**Requisitos**.
1 - Segundo o excerto sobre a Taxa Turística de Lisboa, quanto recebeu a cidade com essa taxa em 2023?
2 - Retome o excerto sobre a Taxa Turística de Lisboa a partir do ponto em que termina.

**Excerto fornecido**.
++++++++++
Não somos contra, porque percebemos que há uma pressão enorme sobre a cidade, mas tem de haver uma transparência total em relação ao propósito da taxa. Deve estar contemplada a aplicação na requalificação do património turístico e nas questões de mobilidade e, depois, que haja um benefício direto para os cidadãos na requalificação do espaço público, na limpeza, na higiene e na segurança. Neste momento, os lisboetas não percebem o que o turista paga, não tem sido transparente. Acredito que 90% dos cidadãos de Lisboa não sabem que da Taxa Turística que é cobrada por ano, 7,6 milhões de euros são utilizados para a higiene e segurança na cidade, por exemplo.

Transparência com os lisboetas?
E não só, mesmo para com os operadores turísticos. Por exemplo, grande parte do financiamento da Web Summit faz-se com Taxa Turística e não com verbas da câmara. O Museu do Tesouro Real, o Pilar 7 ou o Festival da Eurovisão 2018 foram financiados com a Taxa Turística. A câmara deveria, anualmente, dizer em que é que aplicou esta taxa para que os próprios operadores sintam que esse esforço adicional que se está a pedir aos turistas está a ser reconvertido para o próprio turismo e para a cidade. Lisboa recebeu, em 2023, 40,3 milhões de euros da Taxa Turística. Onde é que estas verbas foram aplicadas? Isso tem de ser dito claramente ao país e à cidade de Lisboa.
++++++++++
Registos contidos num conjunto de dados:
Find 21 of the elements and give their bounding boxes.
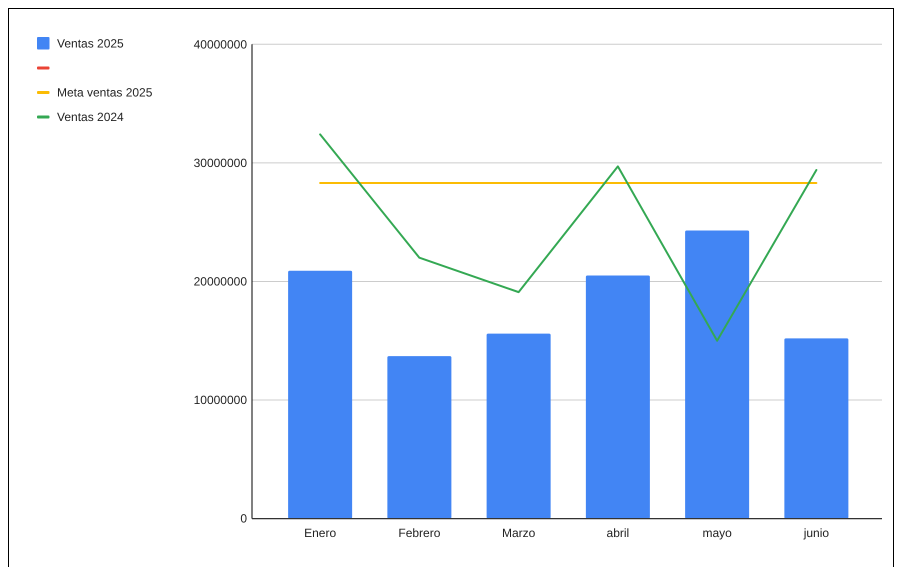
x-tick-label: Marzo [502, 526, 536, 540]
legend-label: Ventas 2024 [57, 110, 124, 124]
x-tick-label: abril [606, 526, 630, 540]
y-tick-label: 10000000 [194, 393, 248, 408]
bar [685, 230, 750, 519]
x-tick-label: Enero [304, 526, 336, 540]
bar [586, 276, 650, 519]
y-tick-label: 20000000 [194, 274, 248, 288]
bar [288, 270, 352, 519]
y-tick-label: 30000000 [194, 156, 248, 170]
x-tick-label: Febrero [398, 526, 441, 540]
legend-label: Ventas 2025 [57, 36, 124, 50]
line-series [319, 133, 818, 342]
y-tick-label: 0 [240, 512, 248, 526]
bar [784, 338, 848, 519]
y-tick-label: 40000000 [194, 37, 248, 52]
x-tick-label: mayo [702, 526, 732, 540]
x-tick-label: junio [802, 526, 830, 540]
bar [387, 356, 452, 519]
legend-label: Meta ventas 2025 [57, 86, 153, 100]
bar [486, 334, 551, 519]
++++++++++
**Problemas resolvidos**.
1 - 40,3 milhões de euros.

2 -
O Fundo de Desenvolvimento Turístico de Lisboa (FDTL) tem um excedente de 70 milhões de euros, provenientes da Taxa Turística. Justifica-se um novo aumento deste imposto quando há dinheiro parado?
No fundo, de facto, há sempre um excedente, e Lisboa tem esse excedente que não sabe onde será aplicado. Mas esta será uma tendência [a cobrança da taxa] que é uma das formas que as autarquias estão a encontrar de tentar criar o tal equilíbrio do turismo, porque fala-se muito no overtourism.

É um travão?
Não, porque o turista não deixará de vir por causa da taxa. É mais uma das formas que as câmaras encontram para tentar dizer que estão a tentar criar o dito equilíbrio. Há muito a ideia de que temos um excesso de turismo e não temos, cai bem às câmaras aplicar uma taxa para dizerem que será um travão, que não será.

O turismo tem reclamado a construção de um centro de congressos. Esta deveria ser uma prioridade na aplicação das verbas? 
Claro que sim. A Região de Lisboa perde muitos congressos a nível mundial que precisam de uma infraestrutura grande. Esta verba já deveria estar a ser utilizada para construir um centro de congressos. Há muitos congressos, com seis ou sete mil participantes, que não podem vir a Lisboa por falta de capacidade. Estes eventos permitem diminuir a sazonalidade e precisamos deles.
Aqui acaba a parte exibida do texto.